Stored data
::::
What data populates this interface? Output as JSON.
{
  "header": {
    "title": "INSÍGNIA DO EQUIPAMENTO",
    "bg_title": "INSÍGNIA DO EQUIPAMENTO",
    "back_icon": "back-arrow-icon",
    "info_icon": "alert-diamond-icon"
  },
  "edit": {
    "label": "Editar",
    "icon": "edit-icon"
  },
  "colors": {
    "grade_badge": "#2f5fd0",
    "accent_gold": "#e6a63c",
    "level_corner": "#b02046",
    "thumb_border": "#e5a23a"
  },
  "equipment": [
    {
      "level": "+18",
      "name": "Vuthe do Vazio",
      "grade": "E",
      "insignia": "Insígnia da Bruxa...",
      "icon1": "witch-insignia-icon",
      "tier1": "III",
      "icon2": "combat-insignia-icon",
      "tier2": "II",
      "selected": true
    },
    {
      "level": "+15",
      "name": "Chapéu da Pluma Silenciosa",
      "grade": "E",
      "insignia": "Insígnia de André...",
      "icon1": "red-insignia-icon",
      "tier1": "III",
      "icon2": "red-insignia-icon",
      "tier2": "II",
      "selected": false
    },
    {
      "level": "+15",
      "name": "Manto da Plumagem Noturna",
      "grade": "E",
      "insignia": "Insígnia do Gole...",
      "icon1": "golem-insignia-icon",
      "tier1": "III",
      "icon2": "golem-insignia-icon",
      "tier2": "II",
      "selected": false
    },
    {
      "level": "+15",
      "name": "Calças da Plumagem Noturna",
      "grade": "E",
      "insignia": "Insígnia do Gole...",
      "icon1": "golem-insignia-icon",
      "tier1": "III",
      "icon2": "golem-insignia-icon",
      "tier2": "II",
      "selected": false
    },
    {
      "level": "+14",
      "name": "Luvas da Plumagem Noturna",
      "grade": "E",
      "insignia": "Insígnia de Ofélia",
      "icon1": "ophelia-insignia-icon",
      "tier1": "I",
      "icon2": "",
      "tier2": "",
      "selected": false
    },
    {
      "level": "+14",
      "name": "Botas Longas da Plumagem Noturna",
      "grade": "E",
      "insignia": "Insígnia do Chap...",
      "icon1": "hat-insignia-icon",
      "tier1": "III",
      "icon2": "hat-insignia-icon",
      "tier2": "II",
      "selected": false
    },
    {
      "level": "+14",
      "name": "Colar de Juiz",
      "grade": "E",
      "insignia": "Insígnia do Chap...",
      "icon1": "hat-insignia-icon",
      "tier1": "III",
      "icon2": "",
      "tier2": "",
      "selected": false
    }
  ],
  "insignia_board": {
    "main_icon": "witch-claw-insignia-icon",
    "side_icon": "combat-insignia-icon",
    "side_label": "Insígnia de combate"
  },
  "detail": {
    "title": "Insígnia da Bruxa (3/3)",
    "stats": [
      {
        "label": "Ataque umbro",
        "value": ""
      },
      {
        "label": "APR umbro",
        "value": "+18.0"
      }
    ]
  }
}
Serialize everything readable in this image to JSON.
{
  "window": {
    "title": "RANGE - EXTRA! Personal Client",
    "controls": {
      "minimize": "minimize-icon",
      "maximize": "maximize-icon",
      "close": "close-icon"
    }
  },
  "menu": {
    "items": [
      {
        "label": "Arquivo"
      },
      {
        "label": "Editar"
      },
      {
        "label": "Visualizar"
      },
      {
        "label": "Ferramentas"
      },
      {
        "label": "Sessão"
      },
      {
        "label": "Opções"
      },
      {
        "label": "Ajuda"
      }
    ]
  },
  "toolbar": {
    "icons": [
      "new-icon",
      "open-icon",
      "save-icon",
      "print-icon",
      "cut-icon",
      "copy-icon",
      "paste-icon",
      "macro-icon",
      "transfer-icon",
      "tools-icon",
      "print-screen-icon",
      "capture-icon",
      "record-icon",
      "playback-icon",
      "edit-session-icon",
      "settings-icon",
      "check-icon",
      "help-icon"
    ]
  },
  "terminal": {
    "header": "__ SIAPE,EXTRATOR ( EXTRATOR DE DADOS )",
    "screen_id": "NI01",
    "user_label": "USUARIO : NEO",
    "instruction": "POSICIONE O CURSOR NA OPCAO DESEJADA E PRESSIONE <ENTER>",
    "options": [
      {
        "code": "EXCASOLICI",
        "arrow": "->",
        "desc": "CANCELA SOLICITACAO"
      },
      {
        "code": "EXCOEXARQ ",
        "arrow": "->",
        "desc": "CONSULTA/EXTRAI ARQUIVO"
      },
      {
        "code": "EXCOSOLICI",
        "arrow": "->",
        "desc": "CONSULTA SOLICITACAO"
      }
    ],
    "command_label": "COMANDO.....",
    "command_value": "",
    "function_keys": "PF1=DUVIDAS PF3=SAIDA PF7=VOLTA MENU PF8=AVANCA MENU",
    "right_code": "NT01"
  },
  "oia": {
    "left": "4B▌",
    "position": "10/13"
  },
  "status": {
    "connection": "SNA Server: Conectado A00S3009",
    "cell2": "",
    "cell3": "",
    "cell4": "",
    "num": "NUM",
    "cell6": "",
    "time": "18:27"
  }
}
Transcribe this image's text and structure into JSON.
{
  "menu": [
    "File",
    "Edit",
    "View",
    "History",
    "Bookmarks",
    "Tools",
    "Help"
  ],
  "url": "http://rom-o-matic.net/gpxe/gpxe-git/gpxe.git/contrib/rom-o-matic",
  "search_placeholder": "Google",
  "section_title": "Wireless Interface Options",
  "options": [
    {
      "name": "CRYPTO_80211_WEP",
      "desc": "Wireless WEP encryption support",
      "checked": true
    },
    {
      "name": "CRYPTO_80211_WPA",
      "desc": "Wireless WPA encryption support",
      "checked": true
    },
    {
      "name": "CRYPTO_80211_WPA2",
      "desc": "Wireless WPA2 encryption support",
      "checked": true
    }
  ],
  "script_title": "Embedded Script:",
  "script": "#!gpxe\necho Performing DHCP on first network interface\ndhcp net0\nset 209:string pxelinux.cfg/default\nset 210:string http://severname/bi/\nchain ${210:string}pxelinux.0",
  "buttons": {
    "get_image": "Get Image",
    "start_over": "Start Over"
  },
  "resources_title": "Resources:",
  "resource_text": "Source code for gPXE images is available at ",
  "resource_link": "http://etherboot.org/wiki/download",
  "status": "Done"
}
::::
● WRITTEN EXERCISE: Please restate the records in full, word for word.

● EXERCISE RESPONSE:
What data populates this interface? Output as JSON.
{
  "header": {
    "title": "INSÍGNIA DO EQUIPAMENTO",
    "bg_title": "INSÍGNIA DO EQUIPAMENTO",
    "back_icon": "back-arrow-icon",
    "info_icon": "alert-diamond-icon"
  },
  "edit": {
    "label": "Editar",
    "icon": "edit-icon"
  },
  "colors": {
    "grade_badge": "#2f5fd0",
    "accent_gold": "#e6a63c",
    "level_corner": "#b02046",
    "thumb_border": "#e5a23a"
  },
  "equipment": [
    {
      "level": "+18",
      "name": "Vuthe do Vazio",
      "grade": "E",
      "insignia": "Insígnia da Bruxa...",
      "icon1": "witch-insignia-icon",
      "tier1": "III",
      "icon2": "combat-insignia-icon",
      "tier2": "II",
      "selected": true
    },
    {
      "level": "+15",
      "name": "Chapéu da Pluma Silenciosa",
      "grade": "E",
      "insignia": "Insígnia de André...",
      "icon1": "red-insignia-icon",
      "tier1": "III",
      "icon2": "red-insignia-icon",
      "tier2": "II",
      "selected": false
    },
    {
      "level": "+15",
      "name": "Manto da Plumagem Noturna",
      "grade": "E",
      "insignia": "Insígnia do Gole...",
      "icon1": "golem-insignia-icon",
      "tier1": "III",
      "icon2": "golem-insignia-icon",
      "tier2": "II",
      "selected": false
    },
    {
      "level": "+15",
      "name": "Calças da Plumagem Noturna",
      "grade": "E",
      "insignia": "Insígnia do Gole...",
      "icon1": "golem-insignia-icon",
      "tier1": "III",
      "icon2": "golem-insignia-icon",
      "tier2": "II",
      "selected": false
    },
    {
      "level": "+14",
      "name": "Luvas da Plumagem Noturna",
      "grade": "E",
      "insignia": "Insígnia de Ofélia",
      "icon1": "ophelia-insignia-icon",
      "tier1": "I",
      "icon2": "",
      "tier2": "",
      "selected": false
    },
    {
      "level": "+14",
      "name": "Botas Longas da Plumagem Noturna",
      "grade": "E",
      "insignia": "Insígnia do Chap...",
      "icon1": "hat-insignia-icon",
      "tier1": "III",
      "icon2": "hat-insignia-icon",
      "tier2": "II",
      "selected": false
    },
    {
      "level": "+14",
      "name": "Colar de Juiz",
      "grade": "E",
      "insignia": "Insígnia do Chap...",
      "icon1": "hat-insignia-icon",
      "tier1": "III",
      "icon2": "",
      "tier2": "",
      "selected": false
    }
  ],
  "insignia_board": {
    "main_icon": "witch-claw-insignia-icon",
    "side_icon": "combat-insignia-icon",
    "side_label": "Insígnia de combate"
  },
  "detail": {
    "title": "Insígnia da Bruxa (3/3)",
    "stats": [
      {
        "label": "Ataque umbro",
        "value": ""
      },
      {
        "label": "APR umbro",
        "value": "+18.0"
      }
    ]
  }
}
Serialize everything readable in this image to JSON.
{
  "window": {
    "title": "RANGE - EXTRA! Personal Client",
    "controls": {
      "minimize": "minimize-icon",
      "maximize": "maximize-icon",
      "close": "close-icon"
    }
  },
  "menu": {
    "items": [
      {
        "label": "Arquivo"
      },
      {
        "label": "Editar"
      },
      {
        "label": "Visualizar"
      },
      {
        "label": "Ferramentas"
      },
      {
        "label": "Sessão"
      },
      {
        "label": "Opções"
      },
      {
        "label": "Ajuda"
      }
    ]
  },
  "toolbar": {
    "icons": [
      "new-icon",
      "open-icon",
      "save-icon",
      "print-icon",
      "cut-icon",
      "copy-icon",
      "paste-icon",
      "macro-icon",
      "transfer-icon",
      "tools-icon",
      "print-screen-icon",
      "capture-icon",
      "record-icon",
      "playback-icon",
      "edit-session-icon",
      "settings-icon",
      "check-icon",
      "help-icon"
    ]
  },
  "terminal": {
    "header": "__ SIAPE,EXTRATOR ( EXTRATOR DE DADOS )",
    "screen_id": "NI01",
    "user_label": "USUARIO : NEO",
    "instruction": "POSICIONE O CURSOR NA OPCAO DESEJADA E PRESSIONE <ENTER>",
    "options": [
      {
        "code": "EXCASOLICI",
        "arrow": "->",
        "desc": "CANCELA SOLICITACAO"
      },
      {
        "code": "EXCOEXARQ ",
        "arrow": "->",
        "desc": "CONSULTA/EXTRAI ARQUIVO"
      },
      {
        "code": "EXCOSOLICI",
        "arrow": "->",
        "desc": "CONSULTA SOLICITACAO"
      }
    ],
    "command_label": "COMANDO.....",
    "command_value": "",
    "function_keys": "PF1=DUVIDAS PF3=SAIDA PF7=VOLTA MENU PF8=AVANCA MENU",
    "right_code": "NT01"
  },
  "oia": {
    "left": "4B▌",
    "position": "10/13"
  },
  "status": {
    "connection": "SNA Server: Conectado A00S3009",
    "cell2": "",
    "cell3": "",
    "cell4": "",
    "num": "NUM",
    "cell6": "",
    "time": "18:27"
  }
}
Transcribe this image's text and structure into JSON.
{
  "menu": [
    "File",
    "Edit",
    "View",
    "History",
    "Bookmarks",
    "Tools",
    "Help"
  ],
  "url": "http://rom-o-matic.net/gpxe/gpxe-git/gpxe.git/contrib/rom-o-matic",
  "search_placeholder": "Google",
  "section_title": "Wireless Interface Options",
  "options": [
    {
      "name": "CRYPTO_80211_WEP",
      "desc": "Wireless WEP encryption support",
      "checked": true
    },
    {
      "name": "CRYPTO_80211_WPA",
      "desc": "Wireless WPA encryption support",
      "checked": true
    },
    {
      "name": "CRYPTO_80211_WPA2",
      "desc": "Wireless WPA2 encryption support",
      "checked": true
    }
  ],
  "script_title": "Embedded Script:",
  "script": "#!gpxe\necho Performing DHCP on first network interface\ndhcp net0\nset 209:string pxelinux.cfg/default\nset 210:string http://severname/bi/\nchain ${210:string}pxelinux.0",
  "buttons": {
    "get_image": "Get Image",
    "start_over": "Start Over"
  },
  "resources_title": "Resources:",
  "resource_text": "Source code for gPXE images is available at ",
  "resource_link": "http://etherboot.org/wiki/download",
  "status": "Done"
}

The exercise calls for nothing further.